◆ **STATED TASK**
Gather each line of the entries that contains the string "core". Case counts.

◆ **SOURCE RECORDS**
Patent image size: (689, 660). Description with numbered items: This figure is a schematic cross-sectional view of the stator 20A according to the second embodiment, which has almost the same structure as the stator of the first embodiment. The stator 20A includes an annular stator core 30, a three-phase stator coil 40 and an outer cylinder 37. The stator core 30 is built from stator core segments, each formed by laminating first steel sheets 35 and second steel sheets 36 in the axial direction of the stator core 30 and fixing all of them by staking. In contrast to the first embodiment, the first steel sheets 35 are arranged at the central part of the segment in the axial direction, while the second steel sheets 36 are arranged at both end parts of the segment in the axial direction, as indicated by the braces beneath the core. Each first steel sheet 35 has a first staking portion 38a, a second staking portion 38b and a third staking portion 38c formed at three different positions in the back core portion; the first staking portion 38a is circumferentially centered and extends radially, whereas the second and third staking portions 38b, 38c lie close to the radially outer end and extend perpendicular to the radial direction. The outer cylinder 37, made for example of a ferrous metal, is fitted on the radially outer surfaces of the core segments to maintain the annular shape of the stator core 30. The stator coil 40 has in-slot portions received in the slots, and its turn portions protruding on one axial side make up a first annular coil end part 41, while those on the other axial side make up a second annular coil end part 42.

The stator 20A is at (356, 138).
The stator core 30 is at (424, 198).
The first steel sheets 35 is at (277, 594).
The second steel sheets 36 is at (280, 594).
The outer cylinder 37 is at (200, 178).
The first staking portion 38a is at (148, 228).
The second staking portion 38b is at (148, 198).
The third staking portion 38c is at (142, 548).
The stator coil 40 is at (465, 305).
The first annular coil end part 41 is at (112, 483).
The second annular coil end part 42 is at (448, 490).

◆ **RESPONSE**
Patent image size: (689, 660). Description with numbered items: This figure is a schematic cross-sectional view of the stator 20A according to the second embodiment, which has almost the same structure as the stator of the first embodiment. The stator 20A includes an annular stator core 30, a three-phase stator coil 40 and an outer cylinder 37. The stator core 30 is built from stator core segments, each formed by laminating first steel sheets 35 and second steel sheets 36 in the axial direction of the stator core 30 and fixing all of them by staking. In contrast to the first embodiment, the first steel sheets 35 are arranged at the central part of the segment in the axial direction, while the second steel sheets 36 are arranged at both end parts of the segment in the axial direction, as indicated by the braces beneath the core. Each first steel sheet 35 has a first staking portion 38a, a second staking portion 38b and a third staking portion 38c formed at three different positions in the back core portion; the first staking portion 38a is circumferentially centered and extends radially, whereas the second and third staking portions 38b, 38c lie close to the radially outer end and extend perpendicular to the radial direction. The outer cylinder 37, made for example of a ferrous metal, is fitted on the radially outer surfaces of the core segments to maintain the annular shape of the stator core 30. The stator coil 40 has in-slot portions received in the slots, and its turn portions protruding on one axial side make up a first annular coil end part 41, while those on the other axial side make up a second annular coil end part 42.
The stator core 30 is at (424, 198).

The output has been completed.